What you are asked to do:
Restate the full set of records exactly, without adding or dropping a word.
══════
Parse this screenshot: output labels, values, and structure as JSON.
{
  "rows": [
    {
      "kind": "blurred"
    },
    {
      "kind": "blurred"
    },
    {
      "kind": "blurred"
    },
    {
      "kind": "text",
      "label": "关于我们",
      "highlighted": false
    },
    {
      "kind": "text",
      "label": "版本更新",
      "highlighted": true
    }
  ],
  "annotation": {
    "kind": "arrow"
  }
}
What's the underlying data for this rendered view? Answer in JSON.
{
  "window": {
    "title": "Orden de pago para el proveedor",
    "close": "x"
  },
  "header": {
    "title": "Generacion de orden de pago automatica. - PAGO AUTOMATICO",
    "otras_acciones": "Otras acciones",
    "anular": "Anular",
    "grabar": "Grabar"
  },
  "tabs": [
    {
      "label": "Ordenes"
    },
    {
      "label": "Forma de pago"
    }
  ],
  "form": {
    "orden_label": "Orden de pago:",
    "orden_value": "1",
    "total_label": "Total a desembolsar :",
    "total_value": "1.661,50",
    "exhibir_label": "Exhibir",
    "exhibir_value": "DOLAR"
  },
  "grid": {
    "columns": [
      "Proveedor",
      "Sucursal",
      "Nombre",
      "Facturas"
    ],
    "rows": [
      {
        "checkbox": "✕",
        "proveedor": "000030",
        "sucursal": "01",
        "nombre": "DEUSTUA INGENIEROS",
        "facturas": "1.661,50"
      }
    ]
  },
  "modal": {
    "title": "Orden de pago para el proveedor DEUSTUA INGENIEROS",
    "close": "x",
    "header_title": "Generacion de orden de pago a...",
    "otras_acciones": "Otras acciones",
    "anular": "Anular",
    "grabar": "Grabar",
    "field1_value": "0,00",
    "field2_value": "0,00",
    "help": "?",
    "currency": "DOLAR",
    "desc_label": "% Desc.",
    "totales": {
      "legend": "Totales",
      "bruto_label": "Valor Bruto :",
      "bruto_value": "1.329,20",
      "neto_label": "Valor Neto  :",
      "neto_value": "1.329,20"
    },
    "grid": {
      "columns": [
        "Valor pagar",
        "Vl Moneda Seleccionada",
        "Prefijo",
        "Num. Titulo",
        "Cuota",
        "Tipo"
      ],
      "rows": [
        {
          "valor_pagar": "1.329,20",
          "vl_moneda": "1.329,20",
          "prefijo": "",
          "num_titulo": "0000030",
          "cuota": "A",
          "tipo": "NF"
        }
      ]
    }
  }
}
══════
Full output:
Parse this screenshot: output labels, values, and structure as JSON.
{
  "rows": [
    {
      "kind": "blurred"
    },
    {
      "kind": "blurred"
    },
    {
      "kind": "blurred"
    },
    {
      "kind": "text",
      "label": "关于我们",
      "highlighted": false
    },
    {
      "kind": "text",
      "label": "版本更新",
      "highlighted": true
    }
  ],
  "annotation": {
    "kind": "arrow"
  }
}
What's the underlying data for this rendered view? Answer in JSON.
{
  "window": {
    "title": "Orden de pago para el proveedor",
    "close": "x"
  },
  "header": {
    "title": "Generacion de orden de pago automatica. - PAGO AUTOMATICO",
    "otras_acciones": "Otras acciones",
    "anular": "Anular",
    "grabar": "Grabar"
  },
  "tabs": [
    {
      "label": "Ordenes"
    },
    {
      "label": "Forma de pago"
    }
  ],
  "form": {
    "orden_label": "Orden de pago:",
    "orden_value": "1",
    "total_label": "Total a desembolsar :",
    "total_value": "1.661,50",
    "exhibir_label": "Exhibir",
    "exhibir_value": "DOLAR"
  },
  "grid": {
    "columns": [
      "Proveedor",
      "Sucursal",
      "Nombre",
      "Facturas"
    ],
    "rows": [
      {
        "checkbox": "✕",
        "proveedor": "000030",
        "sucursal": "01",
        "nombre": "DEUSTUA INGENIEROS",
        "facturas": "1.661,50"
      }
    ]
  },
  "modal": {
    "title": "Orden de pago para el proveedor DEUSTUA INGENIEROS",
    "close": "x",
    "header_title": "Generacion de orden de pago a...",
    "otras_acciones": "Otras acciones",
    "anular": "Anular",
    "grabar": "Grabar",
    "field1_value": "0,00",
    "field2_value": "0,00",
    "help": "?",
    "currency": "DOLAR",
    "desc_label": "% Desc.",
    "totales": {
      "legend": "Totales",
      "bruto_label": "Valor Bruto :",
      "bruto_value": "1.329,20",
      "neto_label": "Valor Neto  :",
      "neto_value": "1.329,20"
    },
    "grid": {
      "columns": [
        "Valor pagar",
        "Vl Moneda Seleccionada",
        "Prefijo",
        "Num. Titulo",
        "Cuota",
        "Tipo"
      ],
      "rows": [
        {
          "valor_pagar": "1.329,20",
          "vl_moneda": "1.329,20",
          "prefijo": "",
          "num_titulo": "0000030",
          "cuota": "A",
          "tipo": "NF"
        }
      ]
    }
  }
}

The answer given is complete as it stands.